Exercise goal: Repeat each line exactly as it is written.

Entries supplied:
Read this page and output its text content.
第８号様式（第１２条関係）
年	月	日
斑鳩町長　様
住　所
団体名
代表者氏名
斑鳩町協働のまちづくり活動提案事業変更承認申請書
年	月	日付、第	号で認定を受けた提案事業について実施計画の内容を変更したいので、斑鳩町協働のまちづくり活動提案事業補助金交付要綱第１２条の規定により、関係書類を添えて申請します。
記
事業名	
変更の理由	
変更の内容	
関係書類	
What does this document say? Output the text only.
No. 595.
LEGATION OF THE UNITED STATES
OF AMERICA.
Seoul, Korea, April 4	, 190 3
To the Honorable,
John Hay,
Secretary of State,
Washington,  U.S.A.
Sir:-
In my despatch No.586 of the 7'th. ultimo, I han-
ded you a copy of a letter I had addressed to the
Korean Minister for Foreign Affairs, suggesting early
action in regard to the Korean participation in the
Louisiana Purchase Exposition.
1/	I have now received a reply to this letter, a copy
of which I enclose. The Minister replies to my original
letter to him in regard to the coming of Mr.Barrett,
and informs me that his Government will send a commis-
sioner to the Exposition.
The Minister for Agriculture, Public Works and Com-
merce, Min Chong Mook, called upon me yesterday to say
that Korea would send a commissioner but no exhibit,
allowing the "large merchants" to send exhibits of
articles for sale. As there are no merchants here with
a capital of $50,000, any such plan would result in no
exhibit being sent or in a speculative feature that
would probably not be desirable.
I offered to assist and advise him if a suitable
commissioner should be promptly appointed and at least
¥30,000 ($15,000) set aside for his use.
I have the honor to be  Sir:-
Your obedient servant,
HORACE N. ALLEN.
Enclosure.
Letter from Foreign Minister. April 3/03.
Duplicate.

Exercise result:
Read this page and output its text content.
第８号様式（第１２条関係）
年	月	日
斑鳩町長　様
住　所
団体名
代表者氏名
斑鳩町協働のまちづくり活動提案事業変更承認申請書
年	月	日付、第	号で認定を受けた提案事業について実施計画の内容を変更したいので、斑鳩町協働のまちづくり活動提案事業補助金交付要綱第１２条の規定により、関係書類を添えて申請します。
記
事業名	
変更の理由	
変更の内容	
関係書類	
What does this document say? Output the text only.
No. 595.
LEGATION OF THE UNITED STATES
OF AMERICA.
Seoul, Korea, April 4	, 190 3
To the Honorable,
John Hay,
Secretary of State,
Washington,  U.S.A.
Sir:-
In my despatch No.586 of the 7'th. ultimo, I han-
ded you a copy of a letter I had addressed to the
Korean Minister for Foreign Affairs, suggesting early
action in regard to the Korean participation in the
Louisiana Purchase Exposition.
1/	I have now received a reply to this letter, a copy
of which I enclose. The Minister replies to my original
letter to him in regard to the coming of Mr.Barrett,
and informs me that his Government will send a commis-
sioner to the Exposition.
The Minister for Agriculture, Public Works and Com-
merce, Min Chong Mook, called upon me yesterday to say
that Korea would send a commissioner but no exhibit,
allowing the "large merchants" to send exhibits of
articles for sale. As there are no merchants here with
a capital of $50,000, any such plan would result in no
exhibit being sent or in a speculative feature that
would probably not be desirable.
I offered to assist and advise him if a suitable
commissioner should be promptly appointed and at least
¥30,000 ($15,000) set aside for his use.
I have the honor to be  Sir:-
Your obedient servant,
HORACE N. ALLEN.
Enclosure.
Letter from Foreign Minister. April 3/03.
Duplicate.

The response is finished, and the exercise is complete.